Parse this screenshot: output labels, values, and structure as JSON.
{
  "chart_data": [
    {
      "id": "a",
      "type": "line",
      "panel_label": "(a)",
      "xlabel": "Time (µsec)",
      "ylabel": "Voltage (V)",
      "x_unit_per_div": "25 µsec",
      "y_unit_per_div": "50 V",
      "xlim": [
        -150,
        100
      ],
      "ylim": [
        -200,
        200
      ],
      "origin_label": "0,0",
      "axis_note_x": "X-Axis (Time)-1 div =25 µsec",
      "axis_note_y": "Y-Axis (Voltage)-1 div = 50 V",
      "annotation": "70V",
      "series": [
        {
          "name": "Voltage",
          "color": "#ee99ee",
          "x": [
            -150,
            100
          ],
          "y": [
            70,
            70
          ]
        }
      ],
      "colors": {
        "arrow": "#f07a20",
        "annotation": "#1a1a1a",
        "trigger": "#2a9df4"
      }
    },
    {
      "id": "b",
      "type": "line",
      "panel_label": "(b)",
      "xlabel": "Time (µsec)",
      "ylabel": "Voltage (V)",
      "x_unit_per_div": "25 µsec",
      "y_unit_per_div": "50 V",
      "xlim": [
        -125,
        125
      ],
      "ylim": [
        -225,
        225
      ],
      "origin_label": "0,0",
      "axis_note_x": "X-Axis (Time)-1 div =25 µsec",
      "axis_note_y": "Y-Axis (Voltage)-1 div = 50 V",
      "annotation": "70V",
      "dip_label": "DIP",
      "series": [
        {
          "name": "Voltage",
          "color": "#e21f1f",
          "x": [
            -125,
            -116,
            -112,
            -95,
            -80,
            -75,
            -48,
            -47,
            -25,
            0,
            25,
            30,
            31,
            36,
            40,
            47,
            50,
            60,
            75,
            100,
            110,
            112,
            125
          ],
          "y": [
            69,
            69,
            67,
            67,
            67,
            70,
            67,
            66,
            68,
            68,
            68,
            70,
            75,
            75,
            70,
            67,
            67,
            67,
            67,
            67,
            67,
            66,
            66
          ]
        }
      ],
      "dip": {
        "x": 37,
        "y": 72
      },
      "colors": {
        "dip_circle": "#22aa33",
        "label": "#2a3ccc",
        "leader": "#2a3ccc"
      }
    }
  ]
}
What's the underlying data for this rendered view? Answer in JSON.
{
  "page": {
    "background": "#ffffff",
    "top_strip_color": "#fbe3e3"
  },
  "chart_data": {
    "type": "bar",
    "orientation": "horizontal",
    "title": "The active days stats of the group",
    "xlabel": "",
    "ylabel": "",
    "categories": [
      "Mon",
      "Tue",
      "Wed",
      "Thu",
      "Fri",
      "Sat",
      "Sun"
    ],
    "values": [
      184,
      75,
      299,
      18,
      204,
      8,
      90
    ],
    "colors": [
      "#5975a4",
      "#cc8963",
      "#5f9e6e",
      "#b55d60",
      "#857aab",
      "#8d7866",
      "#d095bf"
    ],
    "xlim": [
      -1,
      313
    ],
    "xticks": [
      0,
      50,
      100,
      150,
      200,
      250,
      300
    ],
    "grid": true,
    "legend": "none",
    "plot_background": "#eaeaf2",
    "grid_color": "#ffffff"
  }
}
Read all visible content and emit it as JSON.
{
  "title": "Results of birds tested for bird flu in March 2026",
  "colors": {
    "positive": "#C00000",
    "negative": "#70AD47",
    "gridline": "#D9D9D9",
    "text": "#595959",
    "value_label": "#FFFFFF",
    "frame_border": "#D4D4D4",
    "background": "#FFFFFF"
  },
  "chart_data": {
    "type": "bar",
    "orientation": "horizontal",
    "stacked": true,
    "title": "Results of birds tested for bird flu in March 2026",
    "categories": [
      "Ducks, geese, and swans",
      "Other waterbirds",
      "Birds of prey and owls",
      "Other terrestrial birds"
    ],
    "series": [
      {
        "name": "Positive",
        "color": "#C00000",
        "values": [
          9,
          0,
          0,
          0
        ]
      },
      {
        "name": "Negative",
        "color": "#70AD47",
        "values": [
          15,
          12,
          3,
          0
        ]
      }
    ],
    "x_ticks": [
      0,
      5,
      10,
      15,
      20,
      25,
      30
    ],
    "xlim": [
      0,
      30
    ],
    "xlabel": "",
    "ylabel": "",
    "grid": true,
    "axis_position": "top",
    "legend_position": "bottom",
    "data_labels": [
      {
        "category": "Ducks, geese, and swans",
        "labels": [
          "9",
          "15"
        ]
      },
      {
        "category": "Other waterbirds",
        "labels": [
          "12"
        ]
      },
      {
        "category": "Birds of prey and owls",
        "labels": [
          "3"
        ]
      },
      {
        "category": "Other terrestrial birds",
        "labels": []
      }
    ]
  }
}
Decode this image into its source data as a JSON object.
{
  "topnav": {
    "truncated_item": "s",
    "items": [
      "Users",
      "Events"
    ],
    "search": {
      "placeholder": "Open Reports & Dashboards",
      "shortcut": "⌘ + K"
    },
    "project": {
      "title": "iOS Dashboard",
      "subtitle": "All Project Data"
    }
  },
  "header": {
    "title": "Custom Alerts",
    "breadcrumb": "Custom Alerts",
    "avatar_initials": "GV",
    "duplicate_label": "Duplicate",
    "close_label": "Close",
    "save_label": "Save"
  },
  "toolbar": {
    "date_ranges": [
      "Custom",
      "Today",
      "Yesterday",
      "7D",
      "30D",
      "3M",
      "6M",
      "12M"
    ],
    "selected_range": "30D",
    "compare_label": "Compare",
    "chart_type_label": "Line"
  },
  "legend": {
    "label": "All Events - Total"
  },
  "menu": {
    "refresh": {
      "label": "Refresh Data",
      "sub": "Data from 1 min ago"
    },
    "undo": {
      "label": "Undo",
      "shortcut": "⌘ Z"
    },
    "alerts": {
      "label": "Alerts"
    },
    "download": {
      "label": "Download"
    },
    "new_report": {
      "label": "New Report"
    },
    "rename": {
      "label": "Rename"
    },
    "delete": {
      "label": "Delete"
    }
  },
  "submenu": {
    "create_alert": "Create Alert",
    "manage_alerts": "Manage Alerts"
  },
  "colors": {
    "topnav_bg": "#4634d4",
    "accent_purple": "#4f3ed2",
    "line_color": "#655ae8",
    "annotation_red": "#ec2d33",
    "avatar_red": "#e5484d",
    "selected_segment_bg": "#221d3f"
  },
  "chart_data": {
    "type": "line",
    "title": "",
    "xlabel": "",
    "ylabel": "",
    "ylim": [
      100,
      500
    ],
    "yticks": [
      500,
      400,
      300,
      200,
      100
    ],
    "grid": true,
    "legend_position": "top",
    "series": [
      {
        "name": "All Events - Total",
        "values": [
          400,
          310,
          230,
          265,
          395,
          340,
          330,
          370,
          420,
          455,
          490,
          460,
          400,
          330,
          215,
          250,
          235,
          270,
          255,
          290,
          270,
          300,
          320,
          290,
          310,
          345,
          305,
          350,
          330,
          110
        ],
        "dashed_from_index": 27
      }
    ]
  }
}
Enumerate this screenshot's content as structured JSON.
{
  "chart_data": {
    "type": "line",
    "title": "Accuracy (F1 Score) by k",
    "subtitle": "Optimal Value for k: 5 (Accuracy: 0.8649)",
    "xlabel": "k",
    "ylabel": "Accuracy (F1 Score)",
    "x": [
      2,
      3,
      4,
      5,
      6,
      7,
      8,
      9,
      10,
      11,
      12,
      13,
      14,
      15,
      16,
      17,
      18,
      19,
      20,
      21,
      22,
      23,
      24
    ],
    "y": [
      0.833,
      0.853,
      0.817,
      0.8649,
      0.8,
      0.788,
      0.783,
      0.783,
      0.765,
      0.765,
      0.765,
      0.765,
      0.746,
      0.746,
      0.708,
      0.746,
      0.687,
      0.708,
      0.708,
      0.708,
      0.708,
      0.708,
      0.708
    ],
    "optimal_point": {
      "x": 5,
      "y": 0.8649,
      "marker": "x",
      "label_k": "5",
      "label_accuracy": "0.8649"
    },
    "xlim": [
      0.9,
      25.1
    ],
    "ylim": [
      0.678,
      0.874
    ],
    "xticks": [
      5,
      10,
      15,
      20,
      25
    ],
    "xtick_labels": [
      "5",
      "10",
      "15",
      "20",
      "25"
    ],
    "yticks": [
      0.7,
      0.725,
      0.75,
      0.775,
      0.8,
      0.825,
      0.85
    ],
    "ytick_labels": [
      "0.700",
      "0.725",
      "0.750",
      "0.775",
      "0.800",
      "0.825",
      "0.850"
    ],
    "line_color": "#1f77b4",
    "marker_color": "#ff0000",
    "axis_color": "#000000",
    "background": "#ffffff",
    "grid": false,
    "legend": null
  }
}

What is expected: Pull every line containing "subtitle" out of the records.

Output:
      "subtitle": "All Project Data"
    "subtitle": "Optimal Value for k: 5 (Accuracy: 0.8649)",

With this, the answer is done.